(Lines of data)
-----
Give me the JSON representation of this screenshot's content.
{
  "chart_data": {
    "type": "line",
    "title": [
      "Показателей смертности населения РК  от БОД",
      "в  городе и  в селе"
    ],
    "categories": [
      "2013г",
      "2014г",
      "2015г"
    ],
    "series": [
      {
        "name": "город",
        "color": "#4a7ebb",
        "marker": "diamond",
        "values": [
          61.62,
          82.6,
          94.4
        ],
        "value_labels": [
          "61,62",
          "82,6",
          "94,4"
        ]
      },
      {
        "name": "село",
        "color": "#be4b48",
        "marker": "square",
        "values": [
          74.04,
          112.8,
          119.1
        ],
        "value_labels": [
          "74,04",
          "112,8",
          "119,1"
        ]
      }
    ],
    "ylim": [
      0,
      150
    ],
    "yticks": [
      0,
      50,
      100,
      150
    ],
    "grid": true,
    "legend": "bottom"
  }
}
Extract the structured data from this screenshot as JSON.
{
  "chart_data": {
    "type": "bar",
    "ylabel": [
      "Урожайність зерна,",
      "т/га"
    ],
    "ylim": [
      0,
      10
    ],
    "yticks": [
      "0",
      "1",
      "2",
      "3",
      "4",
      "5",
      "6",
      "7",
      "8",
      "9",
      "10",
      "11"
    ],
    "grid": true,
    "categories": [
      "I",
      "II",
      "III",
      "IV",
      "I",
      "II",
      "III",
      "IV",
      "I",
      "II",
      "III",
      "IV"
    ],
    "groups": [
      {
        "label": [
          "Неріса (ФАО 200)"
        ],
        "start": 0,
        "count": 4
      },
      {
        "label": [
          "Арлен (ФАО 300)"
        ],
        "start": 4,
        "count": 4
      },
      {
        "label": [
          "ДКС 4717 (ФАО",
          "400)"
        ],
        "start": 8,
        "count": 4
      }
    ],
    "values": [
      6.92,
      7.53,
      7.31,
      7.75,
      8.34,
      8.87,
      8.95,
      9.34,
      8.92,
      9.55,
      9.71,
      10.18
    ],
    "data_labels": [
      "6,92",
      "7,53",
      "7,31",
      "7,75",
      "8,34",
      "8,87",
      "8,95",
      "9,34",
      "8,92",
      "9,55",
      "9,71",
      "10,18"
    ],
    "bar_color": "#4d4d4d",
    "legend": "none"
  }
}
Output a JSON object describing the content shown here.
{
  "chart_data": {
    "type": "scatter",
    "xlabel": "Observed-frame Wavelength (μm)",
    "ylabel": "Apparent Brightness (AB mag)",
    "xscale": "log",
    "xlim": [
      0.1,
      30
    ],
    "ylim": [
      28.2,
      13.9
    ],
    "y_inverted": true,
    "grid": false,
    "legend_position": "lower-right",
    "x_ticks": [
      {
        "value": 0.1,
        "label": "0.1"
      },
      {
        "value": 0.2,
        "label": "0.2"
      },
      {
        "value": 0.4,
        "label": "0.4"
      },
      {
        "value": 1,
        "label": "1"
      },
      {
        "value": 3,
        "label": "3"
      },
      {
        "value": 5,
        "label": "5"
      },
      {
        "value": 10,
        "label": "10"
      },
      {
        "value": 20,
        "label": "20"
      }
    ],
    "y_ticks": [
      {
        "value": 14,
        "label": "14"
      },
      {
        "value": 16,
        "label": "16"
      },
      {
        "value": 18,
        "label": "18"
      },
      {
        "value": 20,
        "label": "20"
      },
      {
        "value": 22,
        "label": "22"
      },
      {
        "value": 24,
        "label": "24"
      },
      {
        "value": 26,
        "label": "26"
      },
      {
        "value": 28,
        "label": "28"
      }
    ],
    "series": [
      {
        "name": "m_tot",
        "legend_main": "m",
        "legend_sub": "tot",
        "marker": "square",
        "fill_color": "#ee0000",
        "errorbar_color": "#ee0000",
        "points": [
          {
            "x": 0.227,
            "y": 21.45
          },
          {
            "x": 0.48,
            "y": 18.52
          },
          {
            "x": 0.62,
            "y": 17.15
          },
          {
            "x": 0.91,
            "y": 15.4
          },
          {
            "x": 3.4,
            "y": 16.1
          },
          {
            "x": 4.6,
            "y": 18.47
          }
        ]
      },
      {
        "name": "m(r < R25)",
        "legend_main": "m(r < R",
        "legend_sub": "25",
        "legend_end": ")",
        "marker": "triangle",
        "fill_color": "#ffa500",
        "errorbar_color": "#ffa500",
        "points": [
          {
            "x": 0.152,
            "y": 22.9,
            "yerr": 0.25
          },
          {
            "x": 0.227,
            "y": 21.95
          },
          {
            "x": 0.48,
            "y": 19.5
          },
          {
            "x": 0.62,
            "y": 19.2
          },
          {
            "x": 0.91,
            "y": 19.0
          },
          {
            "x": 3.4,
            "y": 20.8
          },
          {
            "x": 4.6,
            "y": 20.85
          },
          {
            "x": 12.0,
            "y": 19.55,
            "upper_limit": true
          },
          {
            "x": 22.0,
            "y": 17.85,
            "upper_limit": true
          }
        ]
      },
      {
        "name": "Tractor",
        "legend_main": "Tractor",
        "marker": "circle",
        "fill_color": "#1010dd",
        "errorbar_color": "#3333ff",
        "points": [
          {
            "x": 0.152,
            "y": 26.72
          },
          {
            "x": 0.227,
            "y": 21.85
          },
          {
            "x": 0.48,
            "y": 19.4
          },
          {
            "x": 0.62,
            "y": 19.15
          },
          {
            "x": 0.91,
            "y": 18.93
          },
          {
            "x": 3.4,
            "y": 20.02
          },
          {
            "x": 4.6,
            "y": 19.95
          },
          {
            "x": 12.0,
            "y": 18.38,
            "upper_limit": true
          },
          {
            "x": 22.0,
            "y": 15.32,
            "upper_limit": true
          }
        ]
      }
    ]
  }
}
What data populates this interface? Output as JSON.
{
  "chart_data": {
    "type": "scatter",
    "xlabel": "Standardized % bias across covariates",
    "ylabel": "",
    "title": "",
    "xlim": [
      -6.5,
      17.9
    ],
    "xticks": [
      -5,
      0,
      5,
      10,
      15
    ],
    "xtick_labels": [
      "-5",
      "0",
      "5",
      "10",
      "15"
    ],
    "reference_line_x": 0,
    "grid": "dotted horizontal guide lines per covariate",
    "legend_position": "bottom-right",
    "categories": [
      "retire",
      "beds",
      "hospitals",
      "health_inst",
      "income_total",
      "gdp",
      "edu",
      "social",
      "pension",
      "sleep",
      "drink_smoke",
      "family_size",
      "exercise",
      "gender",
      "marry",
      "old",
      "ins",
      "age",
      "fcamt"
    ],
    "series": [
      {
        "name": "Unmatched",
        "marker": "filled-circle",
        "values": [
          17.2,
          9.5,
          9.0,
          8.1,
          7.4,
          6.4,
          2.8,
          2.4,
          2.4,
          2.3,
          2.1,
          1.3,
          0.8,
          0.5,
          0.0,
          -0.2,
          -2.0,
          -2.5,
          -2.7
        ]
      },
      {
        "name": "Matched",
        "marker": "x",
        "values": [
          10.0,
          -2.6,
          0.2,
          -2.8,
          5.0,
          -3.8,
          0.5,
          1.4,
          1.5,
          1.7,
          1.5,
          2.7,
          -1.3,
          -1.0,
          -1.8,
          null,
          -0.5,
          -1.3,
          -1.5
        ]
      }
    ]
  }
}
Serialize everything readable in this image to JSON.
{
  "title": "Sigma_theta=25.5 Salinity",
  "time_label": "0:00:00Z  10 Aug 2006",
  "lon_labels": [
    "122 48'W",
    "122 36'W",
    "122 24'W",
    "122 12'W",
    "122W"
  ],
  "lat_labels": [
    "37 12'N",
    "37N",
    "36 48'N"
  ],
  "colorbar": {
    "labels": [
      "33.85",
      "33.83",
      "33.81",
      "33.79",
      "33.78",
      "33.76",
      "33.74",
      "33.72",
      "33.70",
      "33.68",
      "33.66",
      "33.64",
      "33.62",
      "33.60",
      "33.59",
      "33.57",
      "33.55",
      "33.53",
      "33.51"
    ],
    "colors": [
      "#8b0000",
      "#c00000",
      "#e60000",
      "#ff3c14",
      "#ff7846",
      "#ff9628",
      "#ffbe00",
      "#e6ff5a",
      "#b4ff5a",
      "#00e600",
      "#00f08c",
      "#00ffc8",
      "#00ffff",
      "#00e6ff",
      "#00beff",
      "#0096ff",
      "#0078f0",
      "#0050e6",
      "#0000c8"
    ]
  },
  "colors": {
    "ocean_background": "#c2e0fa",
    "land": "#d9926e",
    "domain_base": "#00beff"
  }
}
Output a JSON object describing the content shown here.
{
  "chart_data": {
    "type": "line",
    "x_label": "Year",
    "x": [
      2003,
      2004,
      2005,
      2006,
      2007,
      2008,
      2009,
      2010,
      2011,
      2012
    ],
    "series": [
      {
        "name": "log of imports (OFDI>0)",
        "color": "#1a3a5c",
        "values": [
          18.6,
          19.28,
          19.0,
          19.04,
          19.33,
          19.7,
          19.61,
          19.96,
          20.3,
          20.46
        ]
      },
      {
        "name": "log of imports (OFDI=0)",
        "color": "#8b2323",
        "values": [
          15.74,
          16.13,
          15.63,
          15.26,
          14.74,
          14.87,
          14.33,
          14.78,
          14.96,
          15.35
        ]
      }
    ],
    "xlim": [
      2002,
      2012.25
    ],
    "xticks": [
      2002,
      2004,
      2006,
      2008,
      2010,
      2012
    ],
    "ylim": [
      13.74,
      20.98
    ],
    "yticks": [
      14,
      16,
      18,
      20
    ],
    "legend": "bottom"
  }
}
-----
# Exercise brief:
Copy out every line in the listing where the word "name" appears.

# Correct output:
        "name": "город",
        "name": "село",
        "name": "m_tot",
        "name": "m(r < R25)",
        "name": "Tractor",
        "name": "Unmatched",
        "name": "Matched",
        "name": "log of imports (OFDI>0)",
        "name": "log of imports (OFDI=0)",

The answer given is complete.